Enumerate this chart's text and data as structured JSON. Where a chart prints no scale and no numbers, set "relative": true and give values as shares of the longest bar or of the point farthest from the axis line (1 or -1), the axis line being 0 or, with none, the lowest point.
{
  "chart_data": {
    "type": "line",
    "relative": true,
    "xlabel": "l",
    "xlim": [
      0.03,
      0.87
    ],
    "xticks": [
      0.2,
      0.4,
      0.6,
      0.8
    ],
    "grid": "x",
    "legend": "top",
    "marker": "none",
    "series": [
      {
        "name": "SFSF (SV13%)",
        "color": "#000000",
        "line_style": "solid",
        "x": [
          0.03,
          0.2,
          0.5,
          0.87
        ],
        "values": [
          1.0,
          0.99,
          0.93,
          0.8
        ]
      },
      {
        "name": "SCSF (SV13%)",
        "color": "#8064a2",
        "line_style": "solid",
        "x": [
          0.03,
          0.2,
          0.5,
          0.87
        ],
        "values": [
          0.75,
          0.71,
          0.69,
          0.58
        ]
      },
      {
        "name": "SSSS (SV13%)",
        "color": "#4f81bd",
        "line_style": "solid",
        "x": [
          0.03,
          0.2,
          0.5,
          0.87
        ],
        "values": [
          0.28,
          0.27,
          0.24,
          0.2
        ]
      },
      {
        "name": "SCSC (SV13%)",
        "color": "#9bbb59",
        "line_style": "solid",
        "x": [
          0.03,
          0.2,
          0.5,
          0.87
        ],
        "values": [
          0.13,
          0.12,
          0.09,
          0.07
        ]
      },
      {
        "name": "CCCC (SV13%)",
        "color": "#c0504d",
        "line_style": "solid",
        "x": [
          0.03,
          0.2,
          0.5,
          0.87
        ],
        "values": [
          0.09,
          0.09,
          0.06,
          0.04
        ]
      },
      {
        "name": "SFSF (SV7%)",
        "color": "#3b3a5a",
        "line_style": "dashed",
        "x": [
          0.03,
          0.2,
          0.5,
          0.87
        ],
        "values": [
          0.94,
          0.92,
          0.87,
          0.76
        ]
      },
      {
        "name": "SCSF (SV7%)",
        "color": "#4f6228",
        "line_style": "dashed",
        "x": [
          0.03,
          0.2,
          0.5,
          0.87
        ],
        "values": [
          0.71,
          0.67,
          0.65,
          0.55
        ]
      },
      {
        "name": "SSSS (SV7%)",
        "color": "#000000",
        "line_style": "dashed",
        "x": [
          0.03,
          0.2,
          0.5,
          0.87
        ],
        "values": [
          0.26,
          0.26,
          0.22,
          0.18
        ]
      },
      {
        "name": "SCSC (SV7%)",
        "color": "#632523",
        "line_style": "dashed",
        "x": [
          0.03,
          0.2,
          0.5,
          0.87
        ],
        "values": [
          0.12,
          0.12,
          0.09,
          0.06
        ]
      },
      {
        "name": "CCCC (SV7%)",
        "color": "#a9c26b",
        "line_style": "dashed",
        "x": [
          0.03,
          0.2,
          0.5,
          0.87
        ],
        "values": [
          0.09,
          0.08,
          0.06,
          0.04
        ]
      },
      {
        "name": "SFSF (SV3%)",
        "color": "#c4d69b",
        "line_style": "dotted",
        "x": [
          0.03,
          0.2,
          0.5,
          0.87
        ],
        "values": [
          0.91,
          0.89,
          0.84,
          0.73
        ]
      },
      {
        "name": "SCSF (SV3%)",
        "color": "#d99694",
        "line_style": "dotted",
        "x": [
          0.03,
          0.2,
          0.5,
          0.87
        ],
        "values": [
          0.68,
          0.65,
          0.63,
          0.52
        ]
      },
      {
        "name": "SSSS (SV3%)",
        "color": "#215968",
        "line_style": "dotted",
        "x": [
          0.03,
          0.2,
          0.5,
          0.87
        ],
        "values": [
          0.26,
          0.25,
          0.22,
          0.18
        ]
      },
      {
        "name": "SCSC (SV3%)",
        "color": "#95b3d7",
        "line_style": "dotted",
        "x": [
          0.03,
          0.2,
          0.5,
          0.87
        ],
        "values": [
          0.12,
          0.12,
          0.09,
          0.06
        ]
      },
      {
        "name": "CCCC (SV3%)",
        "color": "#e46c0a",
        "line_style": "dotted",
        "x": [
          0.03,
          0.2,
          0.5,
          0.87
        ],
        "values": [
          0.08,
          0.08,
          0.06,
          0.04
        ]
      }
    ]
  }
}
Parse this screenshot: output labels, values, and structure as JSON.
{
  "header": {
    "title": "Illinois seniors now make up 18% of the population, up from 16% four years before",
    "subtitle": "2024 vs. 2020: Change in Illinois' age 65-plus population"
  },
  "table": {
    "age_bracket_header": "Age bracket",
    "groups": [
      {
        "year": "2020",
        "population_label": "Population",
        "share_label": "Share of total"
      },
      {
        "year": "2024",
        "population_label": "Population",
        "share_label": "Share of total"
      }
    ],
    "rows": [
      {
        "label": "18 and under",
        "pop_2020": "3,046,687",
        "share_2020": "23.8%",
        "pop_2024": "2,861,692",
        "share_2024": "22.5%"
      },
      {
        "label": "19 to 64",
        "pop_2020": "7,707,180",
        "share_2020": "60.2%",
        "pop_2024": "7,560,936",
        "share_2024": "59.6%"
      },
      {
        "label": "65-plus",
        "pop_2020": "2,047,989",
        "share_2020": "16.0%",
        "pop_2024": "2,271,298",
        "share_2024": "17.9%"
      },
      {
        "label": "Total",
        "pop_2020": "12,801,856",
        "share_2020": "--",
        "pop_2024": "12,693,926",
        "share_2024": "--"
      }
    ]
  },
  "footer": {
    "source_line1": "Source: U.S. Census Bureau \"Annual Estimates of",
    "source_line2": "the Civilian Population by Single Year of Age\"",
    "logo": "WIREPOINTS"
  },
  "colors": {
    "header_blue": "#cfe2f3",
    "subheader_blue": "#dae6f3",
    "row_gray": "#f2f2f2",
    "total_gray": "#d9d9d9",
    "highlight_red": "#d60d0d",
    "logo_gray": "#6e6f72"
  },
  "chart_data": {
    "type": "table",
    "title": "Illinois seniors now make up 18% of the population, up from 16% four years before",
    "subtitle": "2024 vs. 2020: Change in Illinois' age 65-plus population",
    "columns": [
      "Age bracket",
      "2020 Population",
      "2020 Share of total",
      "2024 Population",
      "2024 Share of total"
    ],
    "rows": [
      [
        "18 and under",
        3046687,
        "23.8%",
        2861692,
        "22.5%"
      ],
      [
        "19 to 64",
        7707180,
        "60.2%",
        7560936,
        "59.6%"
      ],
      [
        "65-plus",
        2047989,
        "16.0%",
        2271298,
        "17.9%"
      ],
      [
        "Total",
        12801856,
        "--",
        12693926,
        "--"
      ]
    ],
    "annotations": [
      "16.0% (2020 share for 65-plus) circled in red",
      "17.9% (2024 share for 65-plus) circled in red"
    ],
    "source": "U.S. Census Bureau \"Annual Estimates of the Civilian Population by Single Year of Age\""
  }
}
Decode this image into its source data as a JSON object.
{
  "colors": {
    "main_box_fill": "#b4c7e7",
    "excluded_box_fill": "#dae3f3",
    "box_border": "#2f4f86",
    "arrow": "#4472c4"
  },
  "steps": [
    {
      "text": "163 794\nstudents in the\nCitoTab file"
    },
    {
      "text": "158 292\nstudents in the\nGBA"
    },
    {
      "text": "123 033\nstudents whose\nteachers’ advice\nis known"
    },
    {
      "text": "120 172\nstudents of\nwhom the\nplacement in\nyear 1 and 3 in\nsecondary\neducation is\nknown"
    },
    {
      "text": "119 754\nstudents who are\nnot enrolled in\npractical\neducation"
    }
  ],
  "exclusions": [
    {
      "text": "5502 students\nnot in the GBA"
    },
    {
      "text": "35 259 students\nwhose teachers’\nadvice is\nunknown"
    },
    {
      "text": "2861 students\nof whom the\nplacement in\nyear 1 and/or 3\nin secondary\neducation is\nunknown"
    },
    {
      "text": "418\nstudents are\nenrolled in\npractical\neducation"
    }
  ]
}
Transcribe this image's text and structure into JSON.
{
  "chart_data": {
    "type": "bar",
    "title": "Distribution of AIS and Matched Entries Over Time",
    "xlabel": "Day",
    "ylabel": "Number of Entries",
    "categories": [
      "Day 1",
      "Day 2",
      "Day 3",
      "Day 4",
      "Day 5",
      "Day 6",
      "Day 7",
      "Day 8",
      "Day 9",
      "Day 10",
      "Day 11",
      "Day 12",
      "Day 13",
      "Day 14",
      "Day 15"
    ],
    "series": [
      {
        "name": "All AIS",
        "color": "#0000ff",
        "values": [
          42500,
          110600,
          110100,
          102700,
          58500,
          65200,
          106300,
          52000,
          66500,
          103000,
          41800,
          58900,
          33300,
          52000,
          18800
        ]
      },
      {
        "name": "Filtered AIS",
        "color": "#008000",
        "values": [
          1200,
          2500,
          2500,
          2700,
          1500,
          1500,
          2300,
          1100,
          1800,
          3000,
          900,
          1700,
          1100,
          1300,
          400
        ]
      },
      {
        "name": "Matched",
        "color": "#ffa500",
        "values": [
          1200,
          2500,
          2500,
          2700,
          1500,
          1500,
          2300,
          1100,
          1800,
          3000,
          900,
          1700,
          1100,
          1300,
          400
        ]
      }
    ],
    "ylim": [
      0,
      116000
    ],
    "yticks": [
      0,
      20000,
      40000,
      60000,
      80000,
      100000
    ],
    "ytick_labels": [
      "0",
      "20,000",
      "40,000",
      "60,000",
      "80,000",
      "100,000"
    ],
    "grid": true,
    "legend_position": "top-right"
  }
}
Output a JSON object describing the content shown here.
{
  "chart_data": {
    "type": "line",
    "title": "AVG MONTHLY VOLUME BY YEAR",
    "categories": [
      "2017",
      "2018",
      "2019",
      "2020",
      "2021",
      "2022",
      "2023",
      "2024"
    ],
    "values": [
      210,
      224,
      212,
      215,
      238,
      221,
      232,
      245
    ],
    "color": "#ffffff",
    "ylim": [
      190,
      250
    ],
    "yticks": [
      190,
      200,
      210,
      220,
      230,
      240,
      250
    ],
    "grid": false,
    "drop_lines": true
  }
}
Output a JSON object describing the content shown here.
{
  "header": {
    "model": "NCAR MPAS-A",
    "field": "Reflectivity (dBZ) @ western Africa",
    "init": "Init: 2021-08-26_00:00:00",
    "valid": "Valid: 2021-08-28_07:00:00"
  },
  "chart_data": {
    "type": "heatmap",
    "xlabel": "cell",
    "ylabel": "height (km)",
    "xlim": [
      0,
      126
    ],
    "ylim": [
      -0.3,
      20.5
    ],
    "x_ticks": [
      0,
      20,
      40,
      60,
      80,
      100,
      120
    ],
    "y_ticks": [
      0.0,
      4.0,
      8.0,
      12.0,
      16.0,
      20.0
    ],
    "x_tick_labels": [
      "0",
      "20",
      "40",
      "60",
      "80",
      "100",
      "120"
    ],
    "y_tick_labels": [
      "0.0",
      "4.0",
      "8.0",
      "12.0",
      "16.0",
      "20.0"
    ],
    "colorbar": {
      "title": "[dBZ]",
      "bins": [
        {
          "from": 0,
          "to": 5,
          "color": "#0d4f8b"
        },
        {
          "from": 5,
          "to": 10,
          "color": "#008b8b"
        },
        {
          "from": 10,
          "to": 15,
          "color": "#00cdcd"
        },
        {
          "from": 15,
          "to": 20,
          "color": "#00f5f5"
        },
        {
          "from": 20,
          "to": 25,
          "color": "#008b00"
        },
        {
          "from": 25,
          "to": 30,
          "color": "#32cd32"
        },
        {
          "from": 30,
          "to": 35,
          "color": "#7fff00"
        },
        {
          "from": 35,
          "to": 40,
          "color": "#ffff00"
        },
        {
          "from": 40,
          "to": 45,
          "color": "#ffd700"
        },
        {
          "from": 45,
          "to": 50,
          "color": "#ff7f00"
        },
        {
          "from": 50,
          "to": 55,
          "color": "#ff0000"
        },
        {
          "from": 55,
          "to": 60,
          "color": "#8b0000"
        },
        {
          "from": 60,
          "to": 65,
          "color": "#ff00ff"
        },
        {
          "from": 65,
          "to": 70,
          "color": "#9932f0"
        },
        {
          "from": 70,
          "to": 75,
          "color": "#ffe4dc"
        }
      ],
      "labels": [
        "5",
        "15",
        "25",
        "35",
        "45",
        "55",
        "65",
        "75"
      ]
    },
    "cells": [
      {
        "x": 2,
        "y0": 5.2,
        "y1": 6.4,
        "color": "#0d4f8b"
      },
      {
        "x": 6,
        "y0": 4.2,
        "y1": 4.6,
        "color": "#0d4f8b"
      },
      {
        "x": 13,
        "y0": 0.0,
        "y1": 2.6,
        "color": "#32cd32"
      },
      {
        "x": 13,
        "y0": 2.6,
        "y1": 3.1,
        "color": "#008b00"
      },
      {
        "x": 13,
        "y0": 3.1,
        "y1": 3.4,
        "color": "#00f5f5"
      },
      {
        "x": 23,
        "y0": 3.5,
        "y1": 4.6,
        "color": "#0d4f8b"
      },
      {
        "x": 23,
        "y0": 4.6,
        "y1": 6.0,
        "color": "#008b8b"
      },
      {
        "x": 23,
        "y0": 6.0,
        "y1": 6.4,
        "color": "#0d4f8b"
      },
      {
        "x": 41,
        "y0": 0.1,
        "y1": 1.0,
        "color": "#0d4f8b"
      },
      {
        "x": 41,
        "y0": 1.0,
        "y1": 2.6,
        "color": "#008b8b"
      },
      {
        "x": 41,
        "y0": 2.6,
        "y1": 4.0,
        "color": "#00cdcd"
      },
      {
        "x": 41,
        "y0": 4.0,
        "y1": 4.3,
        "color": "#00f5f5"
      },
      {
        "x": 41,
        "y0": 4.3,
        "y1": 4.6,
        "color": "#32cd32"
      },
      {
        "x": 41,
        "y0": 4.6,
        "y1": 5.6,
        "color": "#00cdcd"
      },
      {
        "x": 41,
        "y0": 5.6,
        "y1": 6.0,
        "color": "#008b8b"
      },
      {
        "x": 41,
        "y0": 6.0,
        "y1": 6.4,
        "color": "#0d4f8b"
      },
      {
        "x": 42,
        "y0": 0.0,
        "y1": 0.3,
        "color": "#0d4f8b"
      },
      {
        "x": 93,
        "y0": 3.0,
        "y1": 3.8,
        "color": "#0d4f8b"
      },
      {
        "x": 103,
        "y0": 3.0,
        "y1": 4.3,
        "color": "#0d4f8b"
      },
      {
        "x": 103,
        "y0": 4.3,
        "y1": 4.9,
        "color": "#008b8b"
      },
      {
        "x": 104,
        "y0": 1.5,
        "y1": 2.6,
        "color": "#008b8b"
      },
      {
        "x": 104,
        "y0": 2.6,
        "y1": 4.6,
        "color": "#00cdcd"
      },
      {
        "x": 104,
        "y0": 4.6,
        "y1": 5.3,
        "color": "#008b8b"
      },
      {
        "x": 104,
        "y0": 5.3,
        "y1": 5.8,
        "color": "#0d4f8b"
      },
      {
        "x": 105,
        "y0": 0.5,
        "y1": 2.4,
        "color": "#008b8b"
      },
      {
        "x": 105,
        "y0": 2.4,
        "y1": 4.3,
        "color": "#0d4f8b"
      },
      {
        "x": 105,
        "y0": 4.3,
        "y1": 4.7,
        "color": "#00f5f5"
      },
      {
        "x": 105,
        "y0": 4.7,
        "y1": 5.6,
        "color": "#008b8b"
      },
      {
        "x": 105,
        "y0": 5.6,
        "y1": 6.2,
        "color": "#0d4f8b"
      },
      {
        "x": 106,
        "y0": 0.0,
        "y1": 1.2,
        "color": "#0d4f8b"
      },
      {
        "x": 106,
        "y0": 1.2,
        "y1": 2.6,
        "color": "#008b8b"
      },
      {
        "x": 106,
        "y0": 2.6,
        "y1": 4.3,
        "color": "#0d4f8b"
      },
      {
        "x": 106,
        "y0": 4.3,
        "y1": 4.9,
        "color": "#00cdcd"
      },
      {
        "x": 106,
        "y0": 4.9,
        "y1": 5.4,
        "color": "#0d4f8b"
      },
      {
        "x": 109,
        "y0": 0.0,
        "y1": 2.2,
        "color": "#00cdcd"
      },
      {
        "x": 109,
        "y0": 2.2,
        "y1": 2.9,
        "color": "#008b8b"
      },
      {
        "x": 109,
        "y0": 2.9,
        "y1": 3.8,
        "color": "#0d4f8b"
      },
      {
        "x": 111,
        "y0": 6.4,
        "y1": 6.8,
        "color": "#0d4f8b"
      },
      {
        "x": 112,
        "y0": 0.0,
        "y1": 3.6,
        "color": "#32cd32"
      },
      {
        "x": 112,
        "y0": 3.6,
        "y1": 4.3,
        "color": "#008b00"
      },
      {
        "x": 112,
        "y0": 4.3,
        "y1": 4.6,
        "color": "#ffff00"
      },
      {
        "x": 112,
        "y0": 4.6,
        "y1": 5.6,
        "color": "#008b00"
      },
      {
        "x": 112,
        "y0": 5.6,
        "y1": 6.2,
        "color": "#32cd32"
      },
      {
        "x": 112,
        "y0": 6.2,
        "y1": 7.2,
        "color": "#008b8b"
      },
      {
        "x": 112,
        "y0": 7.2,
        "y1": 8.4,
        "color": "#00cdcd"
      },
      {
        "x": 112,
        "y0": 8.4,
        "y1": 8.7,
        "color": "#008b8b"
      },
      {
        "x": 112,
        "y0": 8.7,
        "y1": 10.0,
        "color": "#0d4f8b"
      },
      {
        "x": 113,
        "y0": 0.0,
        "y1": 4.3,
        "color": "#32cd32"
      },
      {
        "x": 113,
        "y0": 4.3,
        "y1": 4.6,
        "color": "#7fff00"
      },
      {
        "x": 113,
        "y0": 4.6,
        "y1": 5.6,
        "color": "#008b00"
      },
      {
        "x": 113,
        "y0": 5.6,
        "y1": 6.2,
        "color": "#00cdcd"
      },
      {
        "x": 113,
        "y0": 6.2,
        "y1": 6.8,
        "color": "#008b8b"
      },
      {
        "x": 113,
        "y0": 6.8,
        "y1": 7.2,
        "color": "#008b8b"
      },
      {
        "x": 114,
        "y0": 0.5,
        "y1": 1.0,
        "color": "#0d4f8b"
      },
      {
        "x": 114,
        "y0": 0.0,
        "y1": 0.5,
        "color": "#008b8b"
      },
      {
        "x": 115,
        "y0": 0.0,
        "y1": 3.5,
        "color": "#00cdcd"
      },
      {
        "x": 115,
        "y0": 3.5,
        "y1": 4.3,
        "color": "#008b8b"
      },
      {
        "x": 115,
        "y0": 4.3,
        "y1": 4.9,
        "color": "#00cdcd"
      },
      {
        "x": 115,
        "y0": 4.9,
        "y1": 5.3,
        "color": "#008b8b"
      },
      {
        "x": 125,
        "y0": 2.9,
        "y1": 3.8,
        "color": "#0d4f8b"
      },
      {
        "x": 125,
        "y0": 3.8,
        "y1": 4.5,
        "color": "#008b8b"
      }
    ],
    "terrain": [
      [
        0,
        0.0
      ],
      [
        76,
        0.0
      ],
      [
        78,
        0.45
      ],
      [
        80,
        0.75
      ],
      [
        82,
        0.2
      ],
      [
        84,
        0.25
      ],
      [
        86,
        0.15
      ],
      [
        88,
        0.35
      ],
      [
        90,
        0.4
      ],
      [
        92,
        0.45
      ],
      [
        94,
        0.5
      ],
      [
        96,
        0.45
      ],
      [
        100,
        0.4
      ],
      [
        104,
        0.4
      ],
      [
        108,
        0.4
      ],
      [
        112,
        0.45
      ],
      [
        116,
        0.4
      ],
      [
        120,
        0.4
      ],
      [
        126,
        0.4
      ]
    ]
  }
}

◆ ◆ ◆ ◆ ◆

# [Written instruction]
Determine how many lines of the data contain "JSON" and give nothing but that number.

# [Exercise result]
6